Textauszug:
◇ ◇ ◇ ◇ ◇
Bernhard Lassahn / 03.12.2019 / 06:30 / 2 / Seite ausdrucken

Advent: Der lauschige Kalender mit Laterne (3)

Immer noch zu laut? Oh, Weh!

Die Welt ist laut, sie ist inzwischen sogar immer lauter geworden. Man kann eben nicht – so wie man die Augen schließen kann, damit es dunkel wird – die Ohren schließen, damit es leiser wird.

Ohropax kannten wir damals nicht. Wenn der Opa schnarchte, konnten wir nichts machen, wir waren ausgeliefert. Er hatte sich auf das Sofa gelegt und wollte angeblich nur „ein Viertelstündchen“ verschnaufen, was mir damals, als ich schon längst die Uhr lesen konnte und mein Verständnis für Zeiträume sich ständig verbesserte, irgendwie falsch vorkam. Eine Viertelstunde sind 15 Minuten. Was soll dann – bitteschön – ein Viertelstündchen sein? Etwa 13 Minuten?
◇ ◇ ◇ ◇ ◇
[Einträge gerahmter Elemente]
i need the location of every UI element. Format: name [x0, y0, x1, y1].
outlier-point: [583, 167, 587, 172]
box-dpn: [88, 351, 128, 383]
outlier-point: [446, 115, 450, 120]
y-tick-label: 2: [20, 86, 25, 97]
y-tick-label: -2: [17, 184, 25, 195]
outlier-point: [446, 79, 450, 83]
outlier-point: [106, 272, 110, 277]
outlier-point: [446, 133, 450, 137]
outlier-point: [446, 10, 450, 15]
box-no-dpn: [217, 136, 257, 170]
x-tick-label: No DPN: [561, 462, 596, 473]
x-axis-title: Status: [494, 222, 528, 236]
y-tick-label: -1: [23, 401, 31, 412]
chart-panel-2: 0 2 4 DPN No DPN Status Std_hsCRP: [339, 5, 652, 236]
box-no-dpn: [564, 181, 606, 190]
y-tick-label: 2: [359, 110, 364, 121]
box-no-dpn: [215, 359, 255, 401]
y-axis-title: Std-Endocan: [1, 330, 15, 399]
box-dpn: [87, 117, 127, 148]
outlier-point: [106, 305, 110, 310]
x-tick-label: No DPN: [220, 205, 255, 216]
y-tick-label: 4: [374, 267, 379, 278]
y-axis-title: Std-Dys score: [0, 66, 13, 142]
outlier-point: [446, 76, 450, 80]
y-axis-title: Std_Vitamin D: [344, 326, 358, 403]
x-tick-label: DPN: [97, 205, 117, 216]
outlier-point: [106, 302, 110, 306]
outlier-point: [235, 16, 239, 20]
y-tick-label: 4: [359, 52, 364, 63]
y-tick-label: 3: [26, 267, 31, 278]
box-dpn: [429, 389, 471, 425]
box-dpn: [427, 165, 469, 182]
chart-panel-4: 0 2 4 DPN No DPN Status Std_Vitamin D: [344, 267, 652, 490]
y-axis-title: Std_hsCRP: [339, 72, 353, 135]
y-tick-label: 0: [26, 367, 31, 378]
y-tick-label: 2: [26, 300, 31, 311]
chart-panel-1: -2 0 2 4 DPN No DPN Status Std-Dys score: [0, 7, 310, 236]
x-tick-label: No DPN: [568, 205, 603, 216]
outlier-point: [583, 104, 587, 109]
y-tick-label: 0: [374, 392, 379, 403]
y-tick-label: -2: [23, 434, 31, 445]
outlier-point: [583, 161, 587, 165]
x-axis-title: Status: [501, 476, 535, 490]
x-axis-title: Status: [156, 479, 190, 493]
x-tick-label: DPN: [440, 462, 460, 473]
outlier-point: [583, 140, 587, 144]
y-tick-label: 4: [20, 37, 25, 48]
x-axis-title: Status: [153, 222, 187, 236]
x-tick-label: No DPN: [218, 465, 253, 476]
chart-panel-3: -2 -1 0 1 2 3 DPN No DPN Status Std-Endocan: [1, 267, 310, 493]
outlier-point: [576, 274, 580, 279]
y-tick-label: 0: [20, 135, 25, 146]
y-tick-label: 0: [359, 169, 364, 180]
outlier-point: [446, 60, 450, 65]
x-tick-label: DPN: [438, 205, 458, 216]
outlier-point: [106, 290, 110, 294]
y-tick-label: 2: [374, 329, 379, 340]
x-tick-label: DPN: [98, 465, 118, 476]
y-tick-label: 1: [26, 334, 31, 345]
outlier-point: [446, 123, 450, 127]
◇ ◇ ◇ ◇ ◇
Bitte bearbeiten:
(a) Wie lässt sich der Absatz „Ohropax kannten wir damals nicht“ im Adventstext kürzer fassen, ohne dass seine wesentlichen Fakten verloren gehen?
(b) Gib die Datensätze vom Anfang bis einschließlich der Zeile mit „outlier-point: [446, 79, 450, 83]“ als Markdown-Tabelle mit den Spalten „Nr.“ und „Zeile“ wieder und lass dabei leere Zeilen weg.

Lösungen der Reihe nach:
(a) Ohropax kannten wir damals nicht, deshalb waren wir dem schnarchenden Opa ausgeliefert. Er legte sich aufs Sofa, angeblich nur für „ein Viertelstündchen“. Mir kam das falsch vor, da ich längst die Uhr lesen konnte: Eine Viertelstunde sind 15 Minuten. Wäre ein Viertelstündchen dann etwa 13 Minuten?

(b)
| Nr. | Zeile |
|---|---|
| 1 | i need the location of every UI element. Format: name [x0, y0, x1, y1]. |
| 2 | outlier-point: [583, 167, 587, 172] |
| 3 | box-dpn: [88, 351, 128, 383] |
| 4 | outlier-point: [446, 115, 450, 120] |
| 5 | y-tick-label: 2: [20, 86, 25, 97] |
| 6 | y-tick-label: -2: [17, 184, 25, 195] |
| 7 | outlier-point: [446, 79, 450, 83] |